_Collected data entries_

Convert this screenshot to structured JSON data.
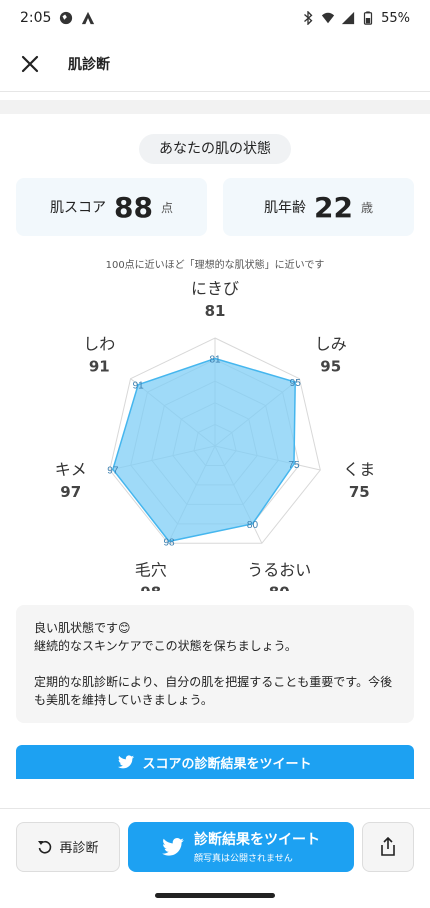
{
  "status_bar": {
    "time": "2:05",
    "battery": "55%"
  },
  "header": {
    "title": "肌診断"
  },
  "section_title": "あなたの肌の状態",
  "score_card": {
    "label": "肌スコア",
    "value": "88",
    "unit": "点"
  },
  "age_card": {
    "label": "肌年齢",
    "value": "22",
    "unit": "歳"
  },
  "note": "100点に近いほど「理想的な肌状態」に近いです",
  "chart_data": {
    "type": "radar",
    "categories": [
      "にきび",
      "しみ",
      "くま",
      "うるおい",
      "毛穴",
      "キメ",
      "しわ"
    ],
    "values": [
      81,
      95,
      75,
      80,
      98,
      97,
      91
    ],
    "range": [
      0,
      100
    ],
    "fill_color": "#7fcdf5",
    "stroke_color": "#45b6ee"
  },
  "message": {
    "line1": "良い肌状態です😊",
    "line2": "継続的なスキンケアでこの状態を保ちましょう。",
    "line3": "定期的な肌診断により、自分の肌を把握することも重要です。今後も美肌を維持していきましょう。"
  },
  "tweet_banner": "スコアの診断結果をツイート",
  "bottom": {
    "rediagnose_label": "再診断",
    "tweet_label": "診断結果をツイート",
    "tweet_sub": "顔写真は公開されません"
  },
  "colors": {
    "accent": "#1da1f2"
  }
}
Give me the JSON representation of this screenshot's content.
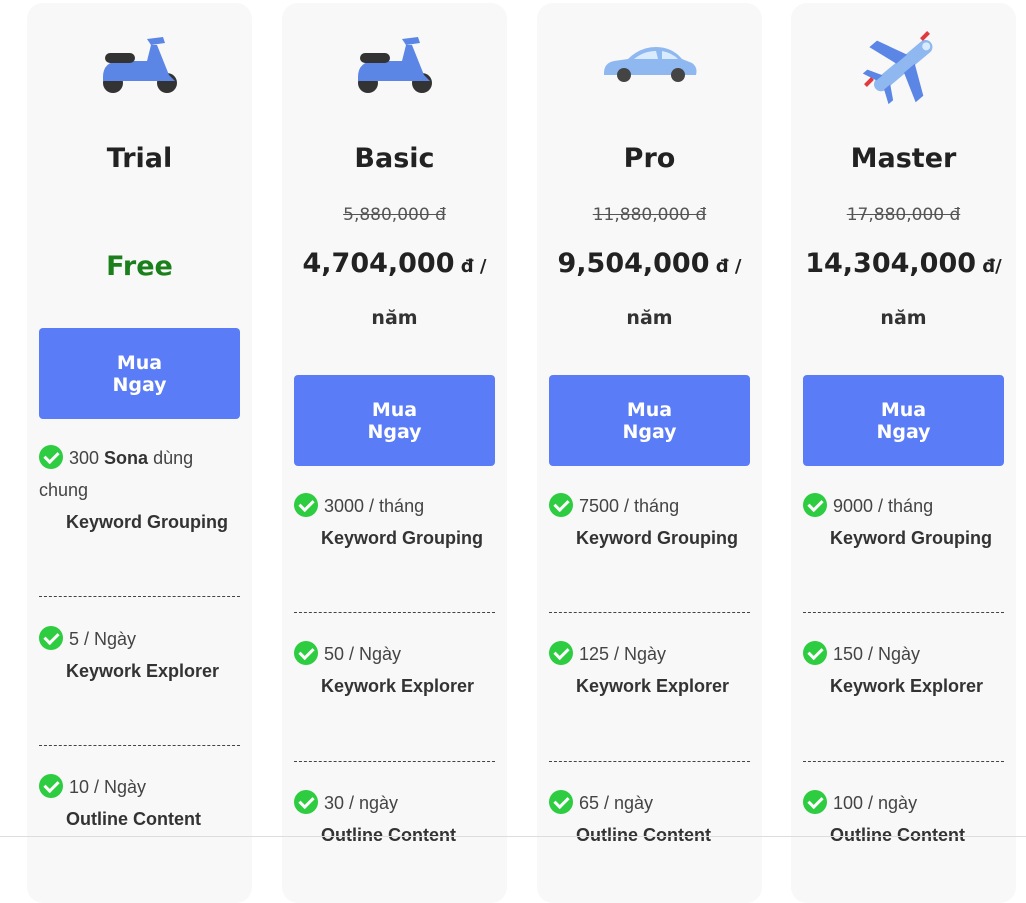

_Exercise requirements_
Keep every word of the data as it is when you write it out, but drop the pictures.

_Written answer_
Convert this screenshot to structured JSON data.
{
  "status_bar": {
    "time": "2:05",
    "battery": "55%"
  },
  "header": {
    "title": "肌診断"
  },
  "section_title": "あなたの肌の状態",
  "score_card": {
    "label": "肌スコア",
    "value": "88",
    "unit": "点"
  },
  "age_card": {
    "label": "肌年齢",
    "value": "22",
    "unit": "歳"
  },
  "note": "100点に近いほど「理想的な肌状態」に近いです",
  "chart_data": {
    "type": "radar",
    "categories": [
      "にきび",
      "しみ",
      "くま",
      "うるおい",
      "毛穴",
      "キメ",
      "しわ"
    ],
    "values": [
      81,
      95,
      75,
      80,
      98,
      97,
      91
    ],
    "range": [
      0,
      100
    ],
    "fill_color": "#7fcdf5",
    "stroke_color": "#45b6ee"
  },
  "message": {
    "line1": "良い肌状態です😊",
    "line2": "継続的なスキンケアでこの状態を保ちましょう。",
    "line3": "定期的な肌診断により、自分の肌を把握することも重要です。今後も美肌を維持していきましょう。"
  },
  "tweet_banner": "スコアの診断結果をツイート",
  "bottom": {
    "rediagnose_label": "再診断",
    "tweet_label": "診断結果をツイート",
    "tweet_sub": "顔写真は公開されません"
  },
  "colors": {
    "accent": "#1da1f2"
  }
}
Give me the JSON representation of this screenshot's content.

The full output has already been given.